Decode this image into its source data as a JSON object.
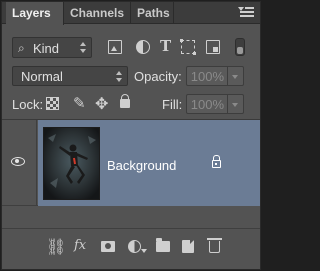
{
  "tabs": [
    {
      "label": "Layers",
      "active": true
    },
    {
      "label": "Channels",
      "active": false
    },
    {
      "label": "Paths",
      "active": false
    }
  ],
  "filter": {
    "kind_label": "Kind",
    "icons": [
      "pixel-layer-filter-icon",
      "adjustment-layer-filter-icon",
      "type-layer-filter-icon",
      "shape-layer-filter-icon",
      "smart-object-filter-icon"
    ]
  },
  "blend_mode": "Normal",
  "opacity": {
    "label": "Opacity:",
    "value": "100%"
  },
  "lock": {
    "label": "Lock:",
    "icons": [
      "lock-transparent-pixels-icon",
      "lock-image-pixels-icon",
      "lock-position-icon",
      "lock-all-icon"
    ]
  },
  "fill": {
    "label": "Fill:",
    "value": "100%"
  },
  "layers": [
    {
      "name": "Background",
      "visible": true,
      "selected": true,
      "locked": true
    }
  ],
  "footer_icons": [
    "link-layers-icon",
    "fx-icon",
    "add-mask-icon",
    "adjustment-layer-icon",
    "new-group-icon",
    "new-layer-icon",
    "trash-icon"
  ],
  "colors": {
    "panel_bg": "#535353",
    "tab_bar_bg": "#3c3c3c",
    "selected_layer_bg": "#6b7c95",
    "text": "#e0e0e0"
  }
}
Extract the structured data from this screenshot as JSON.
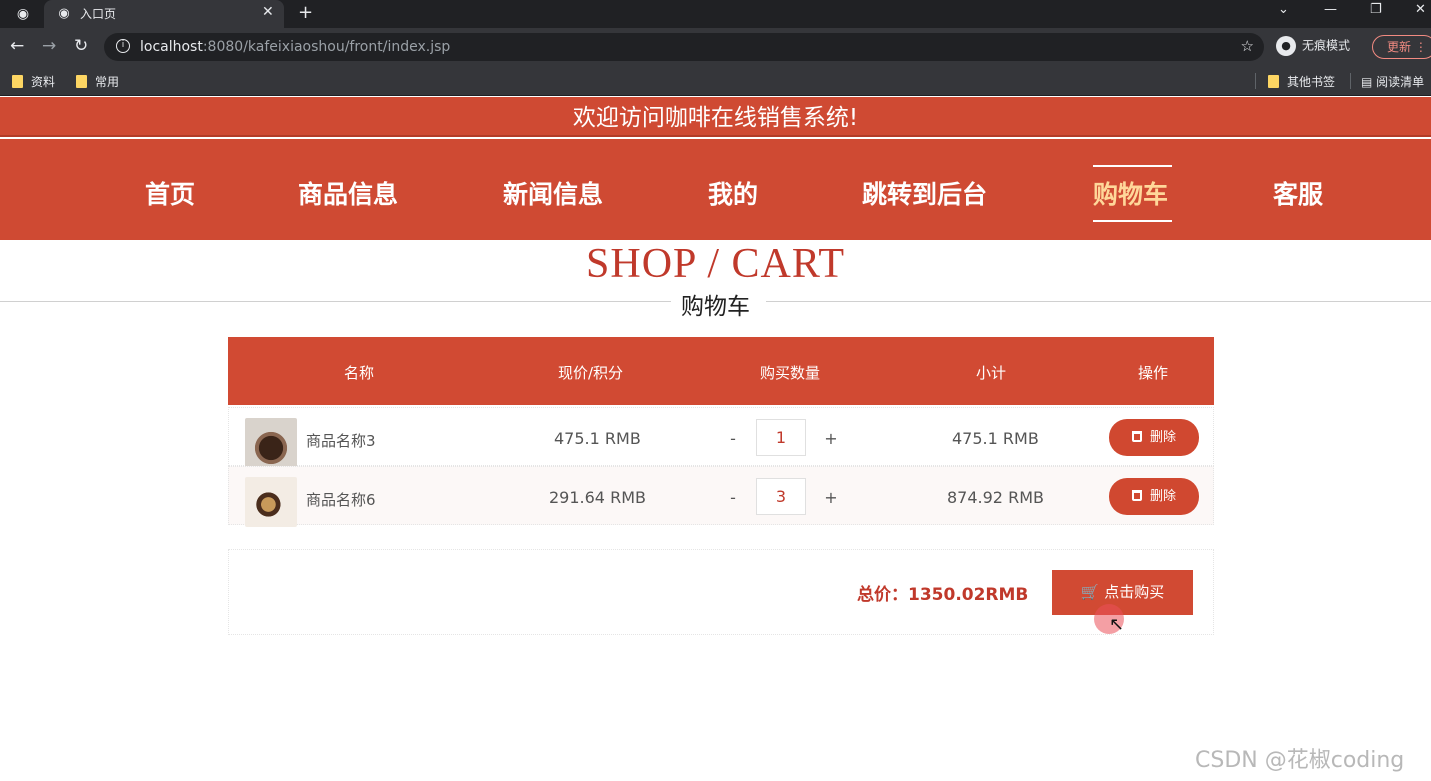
{
  "browser": {
    "tab_title": "入口页",
    "url_host": "localhost",
    "url_path": ":8080/kafeixiaoshou/front/index.jsp",
    "incognito_label": "无痕模式",
    "update_label": "更新",
    "bookmarks": [
      "资料",
      "常用"
    ],
    "bookmarks_right": [
      "其他书签",
      "阅读清单"
    ]
  },
  "site": {
    "welcome": "欢迎访问咖啡在线销售系统!",
    "nav": [
      "首页",
      "商品信息",
      "新闻信息",
      "我的",
      "跳转到后台",
      "购物车",
      "客服"
    ],
    "active_nav": "购物车",
    "page_title": "SHOP / CART",
    "page_subtitle": "购物车"
  },
  "cart": {
    "headers": [
      "名称",
      "现价/积分",
      "购买数量",
      "小计",
      "操作"
    ],
    "items": [
      {
        "name": "商品名称3",
        "price": "475.1 RMB",
        "qty": "1",
        "subtotal": "475.1 RMB",
        "action": "删除"
      },
      {
        "name": "商品名称6",
        "price": "291.64 RMB",
        "qty": "3",
        "subtotal": "874.92 RMB",
        "action": "删除"
      }
    ],
    "qty_minus": "-",
    "qty_plus": "+",
    "total": "总价：1350.02RMB",
    "buy_label": "点击购买"
  },
  "watermark": "CSDN @花椒coding",
  "colors": {
    "accent": "#cf4a33",
    "active_nav": "#ffd79a",
    "price_red": "#c0392b"
  }
}
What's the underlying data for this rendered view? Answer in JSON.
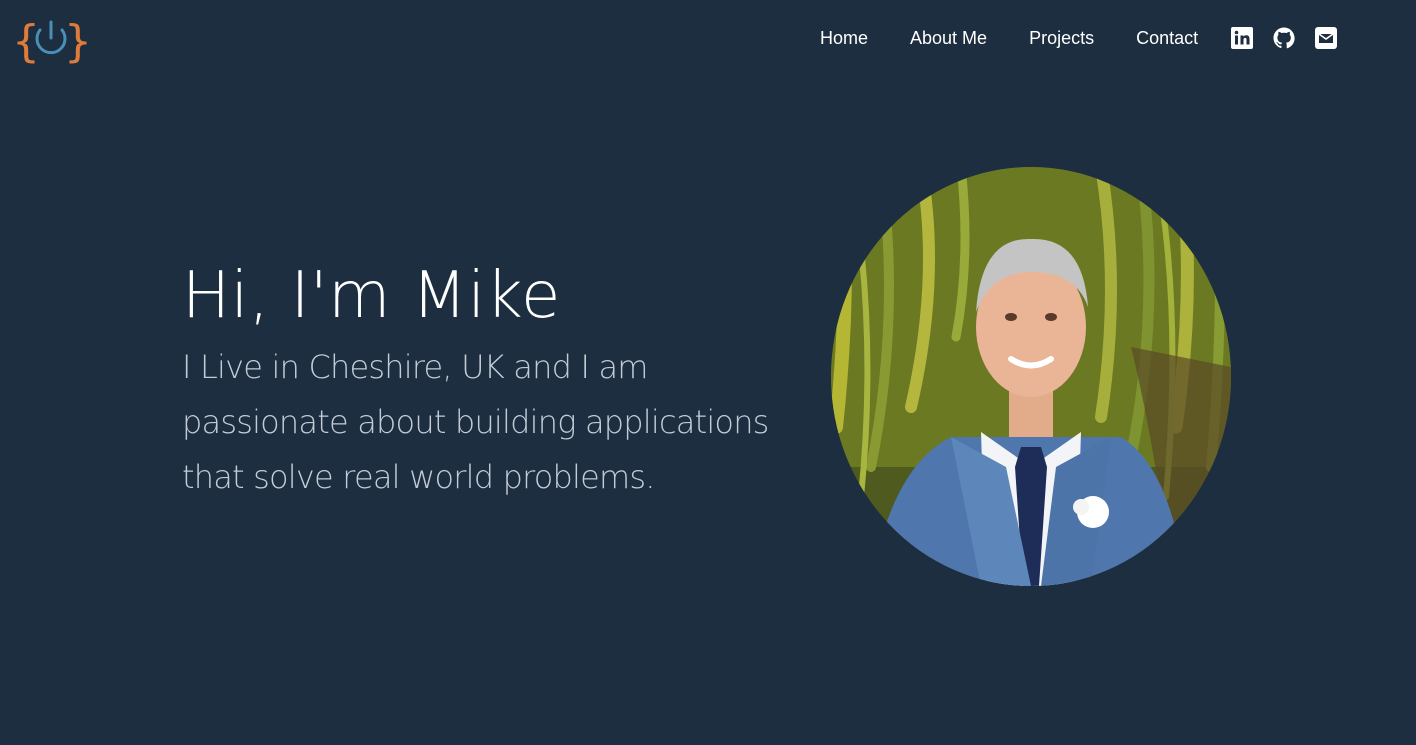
{
  "nav": {
    "items": [
      "Home",
      "About Me",
      "Projects",
      "Contact"
    ]
  },
  "social": {
    "icons": [
      "linkedin-icon",
      "github-icon",
      "envelope-icon"
    ]
  },
  "hero": {
    "title": "Hi, I'm Mike",
    "text": "I Live in Cheshire, UK and I am passionate about building applications that solve real world problems."
  },
  "colors": {
    "background": "#1c2e3f",
    "text": "#ffffff",
    "muted_text": "#c3ccd6",
    "logo_braces": "#e07b39",
    "logo_power": "#4a8fb8"
  }
}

***

WHAT IS BEING ASKED => Reproduce the material in full, word for word, and omit the pictures.

RESPONSE FOR THIS EXERCISE =>
Decode this image into its source data as a JSON object.
{
  "tabs": [
    {
      "label": "Layers",
      "active": true
    },
    {
      "label": "Channels",
      "active": false
    },
    {
      "label": "Paths",
      "active": false
    }
  ],
  "filter": {
    "kind_label": "Kind",
    "icons": [
      "pixel-layer-filter-icon",
      "adjustment-layer-filter-icon",
      "type-layer-filter-icon",
      "shape-layer-filter-icon",
      "smart-object-filter-icon"
    ]
  },
  "blend_mode": "Normal",
  "opacity": {
    "label": "Opacity:",
    "value": "100%"
  },
  "lock": {
    "label": "Lock:",
    "icons": [
      "lock-transparent-pixels-icon",
      "lock-image-pixels-icon",
      "lock-position-icon",
      "lock-all-icon"
    ]
  },
  "fill": {
    "label": "Fill:",
    "value": "100%"
  },
  "layers": [
    {
      "name": "Background",
      "visible": true,
      "selected": true,
      "locked": true
    }
  ],
  "footer_icons": [
    "link-layers-icon",
    "fx-icon",
    "add-mask-icon",
    "adjustment-layer-icon",
    "new-group-icon",
    "new-layer-icon",
    "trash-icon"
  ],
  "colors": {
    "panel_bg": "#535353",
    "tab_bar_bg": "#3c3c3c",
    "selected_layer_bg": "#6b7c95",
    "text": "#e0e0e0"
  }
}
Extract the structured data from this screenshot as JSON.
{
  "browser": {
    "tab_title": "入口页",
    "url_host": "localhost",
    "url_path": ":8080/kafeixiaoshou/front/index.jsp",
    "incognito_label": "无痕模式",
    "update_label": "更新",
    "bookmarks": [
      "资料",
      "常用"
    ],
    "bookmarks_right": [
      "其他书签",
      "阅读清单"
    ]
  },
  "site": {
    "welcome": "欢迎访问咖啡在线销售系统!",
    "nav": [
      "首页",
      "商品信息",
      "新闻信息",
      "我的",
      "跳转到后台",
      "购物车",
      "客服"
    ],
    "active_nav": "购物车",
    "page_title": "SHOP / CART",
    "page_subtitle": "购物车"
  },
  "cart": {
    "headers": [
      "名称",
      "现价/积分",
      "购买数量",
      "小计",
      "操作"
    ],
    "items": [
      {
        "name": "商品名称3",
        "price": "475.1 RMB",
        "qty": "1",
        "subtotal": "475.1 RMB",
        "action": "删除"
      },
      {
        "name": "商品名称6",
        "price": "291.64 RMB",
        "qty": "3",
        "subtotal": "874.92 RMB",
        "action": "删除"
      }
    ],
    "qty_minus": "-",
    "qty_plus": "+",
    "total": "总价：1350.02RMB",
    "buy_label": "点击购买"
  },
  "watermark": "CSDN @花椒coding",
  "colors": {
    "accent": "#cf4a33",
    "active_nav": "#ffd79a",
    "price_red": "#c0392b"
  }
}
What's the underlying data for this rendered view? Answer in JSON.
{
  "nav": {
    "items": [
      "Home",
      "About Me",
      "Projects",
      "Contact"
    ]
  },
  "social": {
    "icons": [
      "linkedin-icon",
      "github-icon",
      "envelope-icon"
    ]
  },
  "hero": {
    "title": "Hi, I'm Mike",
    "text": "I Live in Cheshire, UK and I am passionate about building applications that solve real world problems."
  },
  "colors": {
    "background": "#1c2e3f",
    "text": "#ffffff",
    "muted_text": "#c3ccd6",
    "logo_braces": "#e07b39",
    "logo_power": "#4a8fb8"
  }
}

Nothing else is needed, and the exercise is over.